**GIVEN RECORDS:**
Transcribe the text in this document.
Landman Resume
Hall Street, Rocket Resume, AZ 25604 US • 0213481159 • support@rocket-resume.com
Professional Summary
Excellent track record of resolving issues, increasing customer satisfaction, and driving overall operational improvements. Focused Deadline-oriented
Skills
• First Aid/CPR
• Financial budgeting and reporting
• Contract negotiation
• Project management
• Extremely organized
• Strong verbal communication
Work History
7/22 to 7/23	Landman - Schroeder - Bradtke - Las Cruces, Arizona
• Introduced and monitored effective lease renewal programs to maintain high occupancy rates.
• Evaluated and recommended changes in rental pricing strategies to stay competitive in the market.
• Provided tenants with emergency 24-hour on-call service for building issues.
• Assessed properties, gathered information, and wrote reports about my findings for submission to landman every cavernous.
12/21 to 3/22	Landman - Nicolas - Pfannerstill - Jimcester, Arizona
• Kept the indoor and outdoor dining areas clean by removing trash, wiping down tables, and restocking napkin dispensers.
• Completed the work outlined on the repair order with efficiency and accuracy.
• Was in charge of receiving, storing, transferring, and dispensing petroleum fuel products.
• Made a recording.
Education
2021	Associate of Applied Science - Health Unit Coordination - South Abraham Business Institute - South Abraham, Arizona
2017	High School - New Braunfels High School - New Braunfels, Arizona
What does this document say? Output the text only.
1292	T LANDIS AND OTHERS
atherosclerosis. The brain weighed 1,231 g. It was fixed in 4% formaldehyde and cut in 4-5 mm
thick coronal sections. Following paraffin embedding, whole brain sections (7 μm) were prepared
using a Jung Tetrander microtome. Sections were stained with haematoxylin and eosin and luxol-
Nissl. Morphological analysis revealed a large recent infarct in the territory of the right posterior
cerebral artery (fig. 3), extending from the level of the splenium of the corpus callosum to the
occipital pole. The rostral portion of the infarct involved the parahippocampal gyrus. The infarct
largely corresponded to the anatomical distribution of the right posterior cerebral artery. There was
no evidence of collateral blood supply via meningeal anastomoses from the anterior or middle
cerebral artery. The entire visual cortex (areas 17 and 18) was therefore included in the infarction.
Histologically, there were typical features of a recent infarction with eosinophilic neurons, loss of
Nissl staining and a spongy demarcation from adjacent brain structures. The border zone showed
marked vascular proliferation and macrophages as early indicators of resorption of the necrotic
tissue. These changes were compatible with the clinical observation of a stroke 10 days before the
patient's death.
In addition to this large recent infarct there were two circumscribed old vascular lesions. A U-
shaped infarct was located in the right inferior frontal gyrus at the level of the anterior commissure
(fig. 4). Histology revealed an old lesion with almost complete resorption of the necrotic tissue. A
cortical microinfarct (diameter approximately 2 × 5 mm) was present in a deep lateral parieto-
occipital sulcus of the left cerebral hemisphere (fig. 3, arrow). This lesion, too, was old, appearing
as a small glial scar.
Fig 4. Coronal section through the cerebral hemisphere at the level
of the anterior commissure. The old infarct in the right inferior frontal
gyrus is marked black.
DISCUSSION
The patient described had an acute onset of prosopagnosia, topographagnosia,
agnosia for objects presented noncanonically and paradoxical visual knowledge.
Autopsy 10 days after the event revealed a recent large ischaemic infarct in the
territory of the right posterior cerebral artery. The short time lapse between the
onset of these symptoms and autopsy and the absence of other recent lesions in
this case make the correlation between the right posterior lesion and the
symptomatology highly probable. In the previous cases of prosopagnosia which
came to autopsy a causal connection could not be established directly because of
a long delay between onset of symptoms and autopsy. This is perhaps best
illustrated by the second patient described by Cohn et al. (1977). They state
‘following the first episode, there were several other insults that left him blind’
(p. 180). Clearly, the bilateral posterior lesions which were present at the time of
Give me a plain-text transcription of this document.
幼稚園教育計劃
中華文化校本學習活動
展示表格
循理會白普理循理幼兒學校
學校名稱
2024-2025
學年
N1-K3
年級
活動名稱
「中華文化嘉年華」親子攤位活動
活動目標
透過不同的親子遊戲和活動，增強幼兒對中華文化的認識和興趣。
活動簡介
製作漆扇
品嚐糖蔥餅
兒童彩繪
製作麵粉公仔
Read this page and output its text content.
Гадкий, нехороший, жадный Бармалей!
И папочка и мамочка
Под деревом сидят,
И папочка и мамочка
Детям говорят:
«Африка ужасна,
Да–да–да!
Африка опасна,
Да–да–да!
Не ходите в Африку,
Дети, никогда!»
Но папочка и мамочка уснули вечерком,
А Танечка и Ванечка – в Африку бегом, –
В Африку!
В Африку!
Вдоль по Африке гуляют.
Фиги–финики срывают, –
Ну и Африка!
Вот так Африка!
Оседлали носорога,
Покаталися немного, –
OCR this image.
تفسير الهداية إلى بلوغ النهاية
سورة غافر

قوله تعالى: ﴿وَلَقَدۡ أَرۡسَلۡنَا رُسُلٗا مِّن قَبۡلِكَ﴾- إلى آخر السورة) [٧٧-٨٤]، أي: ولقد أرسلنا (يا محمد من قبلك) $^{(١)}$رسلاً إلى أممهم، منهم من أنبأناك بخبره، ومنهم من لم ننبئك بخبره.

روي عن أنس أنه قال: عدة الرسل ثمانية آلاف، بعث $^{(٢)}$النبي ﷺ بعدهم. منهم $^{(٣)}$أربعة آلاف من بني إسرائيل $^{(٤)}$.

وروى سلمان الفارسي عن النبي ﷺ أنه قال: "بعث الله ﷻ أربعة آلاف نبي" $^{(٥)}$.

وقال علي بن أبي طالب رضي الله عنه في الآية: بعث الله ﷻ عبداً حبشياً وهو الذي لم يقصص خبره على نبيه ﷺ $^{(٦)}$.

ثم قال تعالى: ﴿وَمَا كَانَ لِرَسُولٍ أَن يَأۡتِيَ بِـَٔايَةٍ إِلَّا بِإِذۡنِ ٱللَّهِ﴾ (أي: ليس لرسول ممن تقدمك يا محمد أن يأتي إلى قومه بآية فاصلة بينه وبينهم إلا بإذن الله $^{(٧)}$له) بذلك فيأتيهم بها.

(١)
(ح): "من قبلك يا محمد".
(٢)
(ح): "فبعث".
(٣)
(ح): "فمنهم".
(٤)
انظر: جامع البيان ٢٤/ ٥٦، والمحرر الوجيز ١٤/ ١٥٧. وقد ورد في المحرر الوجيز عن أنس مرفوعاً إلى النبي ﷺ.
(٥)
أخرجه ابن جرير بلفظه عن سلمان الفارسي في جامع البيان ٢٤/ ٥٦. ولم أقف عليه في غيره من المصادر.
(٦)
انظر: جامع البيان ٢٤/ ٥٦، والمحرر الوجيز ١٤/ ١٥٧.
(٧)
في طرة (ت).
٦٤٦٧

**WRITTEN PROBLEM:** Go through the listing above line by line and say how many lines hold the word "from". Reply with that number only.

**WRITTEN REPLY:** 3